** OBJECTIVE **
Where a line holds "también", copy it.

** WORKING DATA **
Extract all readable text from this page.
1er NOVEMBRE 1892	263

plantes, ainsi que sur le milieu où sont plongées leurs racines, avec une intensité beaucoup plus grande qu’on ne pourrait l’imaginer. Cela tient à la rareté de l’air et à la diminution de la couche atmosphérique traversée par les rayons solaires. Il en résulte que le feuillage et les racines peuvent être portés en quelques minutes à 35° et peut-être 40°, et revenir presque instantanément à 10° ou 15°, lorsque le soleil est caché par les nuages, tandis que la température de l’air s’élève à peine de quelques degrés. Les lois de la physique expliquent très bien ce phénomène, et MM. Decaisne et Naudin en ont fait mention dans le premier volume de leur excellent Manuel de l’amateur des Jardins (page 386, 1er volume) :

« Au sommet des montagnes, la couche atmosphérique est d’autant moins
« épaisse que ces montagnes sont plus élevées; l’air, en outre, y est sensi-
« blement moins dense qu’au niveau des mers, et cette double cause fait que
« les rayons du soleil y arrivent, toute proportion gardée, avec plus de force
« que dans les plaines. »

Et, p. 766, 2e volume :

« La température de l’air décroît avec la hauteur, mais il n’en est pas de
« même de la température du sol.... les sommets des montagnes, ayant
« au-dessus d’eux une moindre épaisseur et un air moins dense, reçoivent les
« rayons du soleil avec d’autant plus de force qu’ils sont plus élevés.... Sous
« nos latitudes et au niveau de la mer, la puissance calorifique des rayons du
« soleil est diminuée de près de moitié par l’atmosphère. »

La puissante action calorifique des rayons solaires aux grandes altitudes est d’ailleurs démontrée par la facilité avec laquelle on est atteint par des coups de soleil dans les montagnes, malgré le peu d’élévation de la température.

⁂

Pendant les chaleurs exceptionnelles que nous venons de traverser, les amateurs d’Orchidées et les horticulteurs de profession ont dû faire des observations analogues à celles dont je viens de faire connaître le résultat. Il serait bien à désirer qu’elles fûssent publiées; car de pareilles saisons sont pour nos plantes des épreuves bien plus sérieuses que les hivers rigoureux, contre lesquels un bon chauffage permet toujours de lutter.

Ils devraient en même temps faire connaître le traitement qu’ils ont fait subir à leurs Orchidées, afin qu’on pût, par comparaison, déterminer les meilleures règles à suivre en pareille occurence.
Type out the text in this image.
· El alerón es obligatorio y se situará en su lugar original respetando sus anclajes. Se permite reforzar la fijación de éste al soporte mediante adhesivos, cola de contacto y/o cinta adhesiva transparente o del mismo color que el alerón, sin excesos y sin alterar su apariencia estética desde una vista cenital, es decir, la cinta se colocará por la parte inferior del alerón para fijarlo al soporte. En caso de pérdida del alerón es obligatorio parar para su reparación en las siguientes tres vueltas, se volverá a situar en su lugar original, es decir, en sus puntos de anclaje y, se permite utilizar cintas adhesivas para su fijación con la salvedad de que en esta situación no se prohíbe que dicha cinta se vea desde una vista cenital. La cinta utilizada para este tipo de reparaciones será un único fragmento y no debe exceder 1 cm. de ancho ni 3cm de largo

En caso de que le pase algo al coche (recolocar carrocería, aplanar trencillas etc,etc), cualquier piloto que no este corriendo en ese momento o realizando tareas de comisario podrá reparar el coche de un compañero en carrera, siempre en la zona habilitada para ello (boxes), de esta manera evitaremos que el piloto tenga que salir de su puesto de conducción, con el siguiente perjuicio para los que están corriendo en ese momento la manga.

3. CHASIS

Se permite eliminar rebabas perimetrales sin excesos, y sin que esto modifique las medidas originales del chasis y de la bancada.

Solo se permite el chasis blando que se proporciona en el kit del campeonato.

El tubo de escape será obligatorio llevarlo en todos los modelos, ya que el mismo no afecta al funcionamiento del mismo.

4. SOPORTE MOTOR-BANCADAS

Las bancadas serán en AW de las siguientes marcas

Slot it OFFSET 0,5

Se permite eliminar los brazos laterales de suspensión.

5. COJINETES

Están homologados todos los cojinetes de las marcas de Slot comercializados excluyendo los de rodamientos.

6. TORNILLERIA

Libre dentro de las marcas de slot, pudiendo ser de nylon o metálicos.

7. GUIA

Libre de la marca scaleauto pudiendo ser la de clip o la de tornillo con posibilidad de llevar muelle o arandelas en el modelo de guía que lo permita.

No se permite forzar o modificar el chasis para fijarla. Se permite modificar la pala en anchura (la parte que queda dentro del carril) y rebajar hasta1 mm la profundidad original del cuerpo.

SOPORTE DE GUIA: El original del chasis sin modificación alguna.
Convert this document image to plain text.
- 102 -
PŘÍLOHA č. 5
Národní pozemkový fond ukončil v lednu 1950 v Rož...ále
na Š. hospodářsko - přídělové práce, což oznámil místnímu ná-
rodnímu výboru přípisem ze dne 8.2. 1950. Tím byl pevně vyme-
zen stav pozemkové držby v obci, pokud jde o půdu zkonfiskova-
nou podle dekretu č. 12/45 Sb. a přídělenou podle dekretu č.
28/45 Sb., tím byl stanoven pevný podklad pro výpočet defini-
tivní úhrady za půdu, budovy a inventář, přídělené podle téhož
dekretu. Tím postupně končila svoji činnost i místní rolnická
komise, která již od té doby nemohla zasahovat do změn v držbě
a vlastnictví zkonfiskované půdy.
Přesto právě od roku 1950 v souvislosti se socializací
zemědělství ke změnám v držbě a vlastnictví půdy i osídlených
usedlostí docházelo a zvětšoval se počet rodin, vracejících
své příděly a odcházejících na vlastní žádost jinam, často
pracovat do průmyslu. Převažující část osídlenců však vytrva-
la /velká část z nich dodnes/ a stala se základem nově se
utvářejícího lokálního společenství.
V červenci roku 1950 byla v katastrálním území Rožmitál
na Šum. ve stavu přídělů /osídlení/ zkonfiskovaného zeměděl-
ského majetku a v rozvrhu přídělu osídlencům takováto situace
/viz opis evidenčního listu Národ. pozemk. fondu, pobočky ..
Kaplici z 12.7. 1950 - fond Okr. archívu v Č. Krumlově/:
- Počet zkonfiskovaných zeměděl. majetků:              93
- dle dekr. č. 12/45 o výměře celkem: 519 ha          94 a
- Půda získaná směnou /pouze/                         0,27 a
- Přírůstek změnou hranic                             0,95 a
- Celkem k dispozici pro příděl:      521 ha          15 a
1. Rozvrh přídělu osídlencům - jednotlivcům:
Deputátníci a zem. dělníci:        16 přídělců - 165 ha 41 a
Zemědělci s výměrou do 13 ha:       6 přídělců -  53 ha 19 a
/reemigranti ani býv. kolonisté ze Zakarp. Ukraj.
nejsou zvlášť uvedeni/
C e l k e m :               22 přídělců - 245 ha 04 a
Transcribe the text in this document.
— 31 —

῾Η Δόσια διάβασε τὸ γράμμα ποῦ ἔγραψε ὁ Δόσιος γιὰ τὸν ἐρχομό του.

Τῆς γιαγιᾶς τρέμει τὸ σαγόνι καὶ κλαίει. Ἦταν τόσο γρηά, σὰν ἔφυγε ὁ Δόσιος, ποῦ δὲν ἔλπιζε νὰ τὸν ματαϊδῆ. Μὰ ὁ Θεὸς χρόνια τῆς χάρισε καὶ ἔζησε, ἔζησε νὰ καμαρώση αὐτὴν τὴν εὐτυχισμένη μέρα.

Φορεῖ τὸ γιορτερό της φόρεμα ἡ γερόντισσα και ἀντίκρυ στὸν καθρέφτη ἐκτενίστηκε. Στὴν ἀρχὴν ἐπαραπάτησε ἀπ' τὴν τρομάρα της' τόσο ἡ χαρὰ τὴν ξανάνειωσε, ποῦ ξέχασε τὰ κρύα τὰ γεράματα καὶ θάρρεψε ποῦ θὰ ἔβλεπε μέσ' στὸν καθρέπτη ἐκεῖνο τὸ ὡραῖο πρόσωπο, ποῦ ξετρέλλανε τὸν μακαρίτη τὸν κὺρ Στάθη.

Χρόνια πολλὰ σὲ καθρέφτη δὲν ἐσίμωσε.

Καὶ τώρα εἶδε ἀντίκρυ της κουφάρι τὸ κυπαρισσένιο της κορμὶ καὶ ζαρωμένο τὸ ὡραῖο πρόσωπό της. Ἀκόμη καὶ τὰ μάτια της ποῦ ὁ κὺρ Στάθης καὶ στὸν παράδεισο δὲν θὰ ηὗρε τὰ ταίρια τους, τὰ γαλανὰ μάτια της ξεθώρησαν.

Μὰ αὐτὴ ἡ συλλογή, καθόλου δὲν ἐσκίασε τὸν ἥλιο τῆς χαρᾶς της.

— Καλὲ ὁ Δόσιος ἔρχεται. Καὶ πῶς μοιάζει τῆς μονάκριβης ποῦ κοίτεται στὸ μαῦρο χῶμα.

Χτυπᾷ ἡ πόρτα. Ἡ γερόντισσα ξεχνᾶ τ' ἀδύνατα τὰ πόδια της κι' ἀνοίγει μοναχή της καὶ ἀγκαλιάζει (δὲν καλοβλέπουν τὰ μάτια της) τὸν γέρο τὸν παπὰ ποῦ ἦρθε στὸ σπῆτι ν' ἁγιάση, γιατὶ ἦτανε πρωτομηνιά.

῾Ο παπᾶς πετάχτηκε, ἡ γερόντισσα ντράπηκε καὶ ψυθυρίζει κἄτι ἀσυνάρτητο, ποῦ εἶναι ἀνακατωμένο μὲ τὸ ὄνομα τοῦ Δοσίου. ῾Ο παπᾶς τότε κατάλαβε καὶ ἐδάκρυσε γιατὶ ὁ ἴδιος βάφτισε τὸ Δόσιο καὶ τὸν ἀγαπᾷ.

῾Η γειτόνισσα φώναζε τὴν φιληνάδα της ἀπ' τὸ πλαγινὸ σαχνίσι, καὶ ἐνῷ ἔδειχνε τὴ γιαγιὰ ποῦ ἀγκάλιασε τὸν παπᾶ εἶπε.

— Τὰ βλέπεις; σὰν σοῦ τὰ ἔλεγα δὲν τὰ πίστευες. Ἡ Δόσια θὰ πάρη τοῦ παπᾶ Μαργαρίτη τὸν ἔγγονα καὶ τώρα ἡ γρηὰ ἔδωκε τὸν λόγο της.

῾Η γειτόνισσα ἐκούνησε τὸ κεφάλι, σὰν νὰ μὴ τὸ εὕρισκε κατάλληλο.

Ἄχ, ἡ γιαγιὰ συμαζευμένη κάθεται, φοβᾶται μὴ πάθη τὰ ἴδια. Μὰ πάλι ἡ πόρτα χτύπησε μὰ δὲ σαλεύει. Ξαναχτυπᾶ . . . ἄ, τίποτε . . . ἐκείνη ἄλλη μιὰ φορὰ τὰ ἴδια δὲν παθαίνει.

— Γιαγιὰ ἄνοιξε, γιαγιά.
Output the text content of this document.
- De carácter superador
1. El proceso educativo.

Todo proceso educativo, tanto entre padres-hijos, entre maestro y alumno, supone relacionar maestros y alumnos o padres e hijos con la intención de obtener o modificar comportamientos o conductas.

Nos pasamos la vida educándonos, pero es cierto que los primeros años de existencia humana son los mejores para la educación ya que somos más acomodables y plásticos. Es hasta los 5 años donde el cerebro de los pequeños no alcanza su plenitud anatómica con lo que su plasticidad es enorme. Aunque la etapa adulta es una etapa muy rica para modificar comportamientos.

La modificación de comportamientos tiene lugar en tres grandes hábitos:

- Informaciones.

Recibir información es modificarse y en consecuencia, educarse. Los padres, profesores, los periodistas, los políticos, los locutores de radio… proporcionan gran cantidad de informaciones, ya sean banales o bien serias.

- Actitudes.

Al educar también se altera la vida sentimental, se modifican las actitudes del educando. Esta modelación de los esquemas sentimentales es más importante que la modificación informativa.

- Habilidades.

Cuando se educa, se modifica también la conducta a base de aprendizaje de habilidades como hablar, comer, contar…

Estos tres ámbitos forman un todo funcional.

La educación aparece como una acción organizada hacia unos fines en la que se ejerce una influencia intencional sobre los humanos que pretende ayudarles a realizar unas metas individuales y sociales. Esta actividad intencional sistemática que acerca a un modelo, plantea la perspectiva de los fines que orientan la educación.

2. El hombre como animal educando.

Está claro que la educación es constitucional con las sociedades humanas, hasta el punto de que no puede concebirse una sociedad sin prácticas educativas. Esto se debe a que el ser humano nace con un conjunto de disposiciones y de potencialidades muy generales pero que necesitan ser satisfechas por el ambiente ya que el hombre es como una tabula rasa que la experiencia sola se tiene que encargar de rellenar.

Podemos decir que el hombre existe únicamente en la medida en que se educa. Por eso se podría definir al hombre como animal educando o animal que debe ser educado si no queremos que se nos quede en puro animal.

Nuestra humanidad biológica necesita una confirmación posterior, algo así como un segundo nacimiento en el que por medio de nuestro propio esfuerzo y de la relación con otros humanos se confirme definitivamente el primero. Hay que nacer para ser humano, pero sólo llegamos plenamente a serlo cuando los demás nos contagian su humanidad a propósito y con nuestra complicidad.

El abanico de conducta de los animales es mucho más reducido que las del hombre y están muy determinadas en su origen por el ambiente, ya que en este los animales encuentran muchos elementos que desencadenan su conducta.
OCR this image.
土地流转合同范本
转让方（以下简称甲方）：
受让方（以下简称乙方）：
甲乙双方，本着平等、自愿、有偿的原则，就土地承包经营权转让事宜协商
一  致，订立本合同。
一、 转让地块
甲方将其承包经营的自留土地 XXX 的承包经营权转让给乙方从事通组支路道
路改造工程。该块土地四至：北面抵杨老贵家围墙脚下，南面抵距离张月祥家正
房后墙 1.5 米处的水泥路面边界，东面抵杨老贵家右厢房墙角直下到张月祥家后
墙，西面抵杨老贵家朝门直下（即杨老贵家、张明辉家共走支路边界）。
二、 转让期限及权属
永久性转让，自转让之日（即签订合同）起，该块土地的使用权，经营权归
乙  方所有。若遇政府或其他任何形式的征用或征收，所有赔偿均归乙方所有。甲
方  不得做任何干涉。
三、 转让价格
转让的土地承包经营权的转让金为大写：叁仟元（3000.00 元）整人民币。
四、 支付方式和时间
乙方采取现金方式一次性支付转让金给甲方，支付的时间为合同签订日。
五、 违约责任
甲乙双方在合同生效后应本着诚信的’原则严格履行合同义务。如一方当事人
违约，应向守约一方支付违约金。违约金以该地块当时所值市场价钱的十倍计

** SOLVED PROBLEM **
Al educar también se altera la vida sentimental, se modifican las actitudes del educando. Esta modelación de los esquemas sentimentales es más importante que la modificación informativa.
Cuando se educa, se modifica también la conducta a base de aprendizaje de habilidades como hablar, comer, contar…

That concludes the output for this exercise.